> _EXERCISE OBJECTIVE_
Gather every line of the entries that includes the word "content".
** start **
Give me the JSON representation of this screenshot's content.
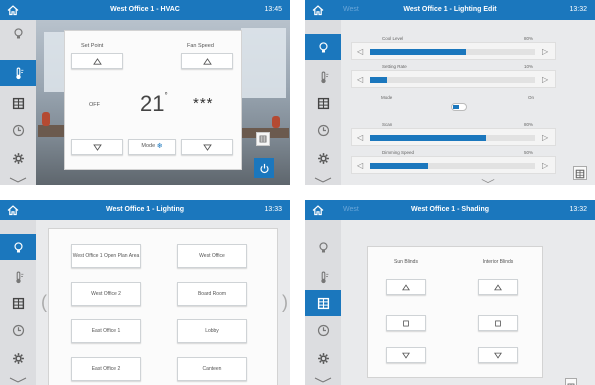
{
  "icons": {
    "home": "home-icon",
    "lighting": "lightbulb-icon",
    "hvac": "thermometer-icon",
    "shading": "blinds-icon",
    "schedule": "clock-icon",
    "settings": "gear-icon",
    "more": "chevron-down-icon"
  },
  "colors": {
    "accent": "#1b77bd",
    "sidebar": "#dcdde0",
    "panel_bg": "#e9eaec"
  },
  "hvac": {
    "title": "West Office 1 - HVAC",
    "time": "13:45",
    "set_point_label": "Set Point",
    "fan_speed_label": "Fan Speed",
    "temperature": "21",
    "degree_symbol": "°",
    "left_value": "OFF",
    "mode_label": "Mode",
    "fan_level": "***"
  },
  "lighting_edit": {
    "title": "West Office 1 - Lighting Edit",
    "faint_tab": "West",
    "time": "13:32",
    "sliders": [
      {
        "label": "Cool Level",
        "value": "80%",
        "level": 0.58
      },
      {
        "label": "Setting Rate",
        "value": "10%",
        "level": 0.1
      },
      {
        "label": "Scan",
        "value": "80%",
        "level": 0.7
      },
      {
        "label": "Dimming Speed",
        "value": "50%",
        "level": 0.35
      }
    ],
    "toggle": {
      "label": "Mode",
      "value": "On",
      "on": true
    }
  },
  "lighting": {
    "title": "West Office 1 - Lighting",
    "time": "13:33",
    "zones": [
      "West Office 1 Open Plan Area",
      "West Office",
      "West Office 2",
      "Board Room",
      "East Office 1",
      "Lobby",
      "East Office 2",
      "Canteen"
    ]
  },
  "shading": {
    "title": "West Office 1 - Shading",
    "faint_tab": "West",
    "time": "13:32",
    "columns": [
      "Sun Blinds",
      "Interior Blinds"
    ]
  }
}
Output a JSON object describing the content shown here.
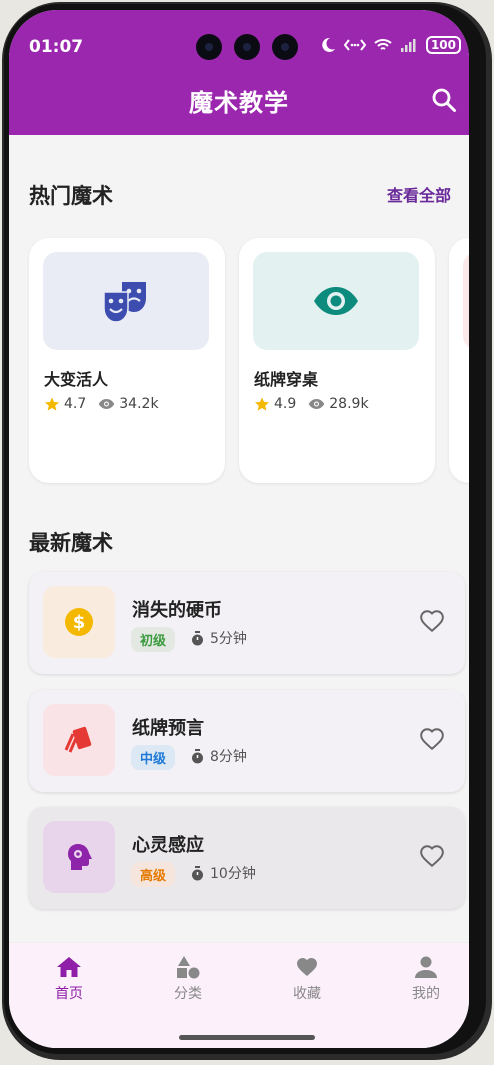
** end **
> _RESULT_
Give me the JSON representation of this screenshot's content.
Output a JSON object describing the content shown here.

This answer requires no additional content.